Records shown:
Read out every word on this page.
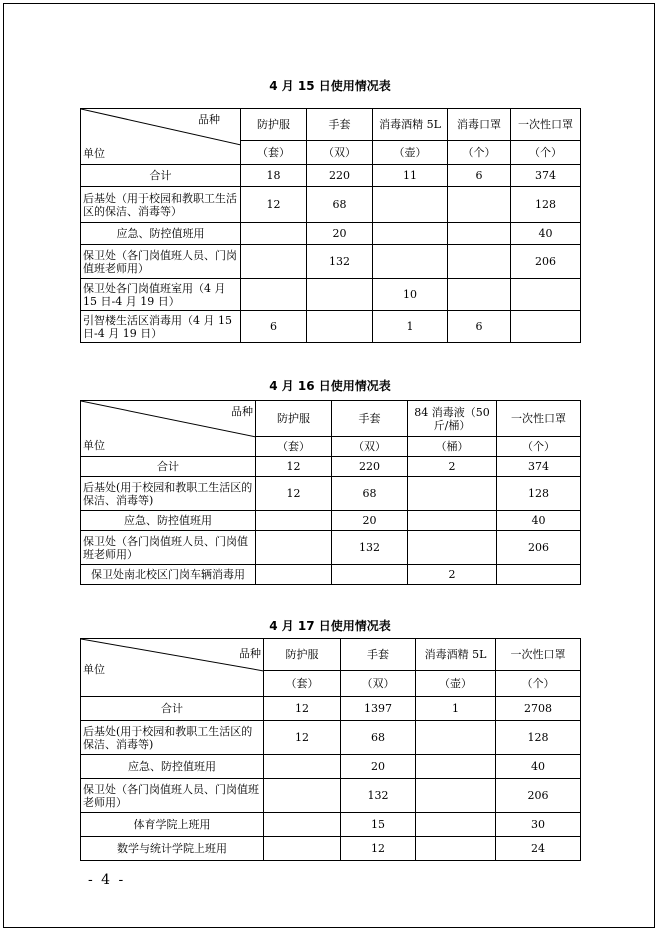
4 月 15 日使用情况表
品种
单位	防护服	手套	消毒酒精 5L	消毒口罩	一次性口罩
	（套）	（双）	（壶）	（个）	（个）
合计	18	220	11	6	374
后基处（用于校园和教职工生活区的保洁、消毒等）	12	68			128
应急、防控值班用		20			40
保卫处（各门岗值班人员、门岗值班老师用）		132			206
保卫处各门岗值班室用（4 月 15 日-4 月 19 日）			10		
引智楼生活区消毒用（4 月 15 日-4 月 19 日）	6		1	6	
4 月 16 日使用情况表
品种
单位	防护服	手套	84 消毒液（50 斤/桶）	一次性口罩
	（套）	（双）	（桶）	（个）
合计	12	220	2	374
后基处(用于校园和教职工生活区的保洁、消毒等)	12	68		128
应急、防控值班用		20		40
保卫处（各门岗值班人员、门岗值班老师用）		132		206
保卫处南北校区门岗车辆消毒用			2	
4 月 17 日使用情况表
品种
单位	防护服	手套	消毒酒精 5L	一次性口罩
	（套）	（双）	（壶）	（个）
合计	12	1397	1	2708
后基处(用于校园和教职工生活区的保洁、消毒等)	12	68		128
应急、防控值班用		20		40
保卫处（各门岗值班人员、门岗值班老师用）		132		206
体育学院上班用		15		30
数学与统计学院上班用		12		24
- 4 -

Exercise requirements: Find every line containing the word "日使用情况表", then give the total and nothing more.

Solution: 3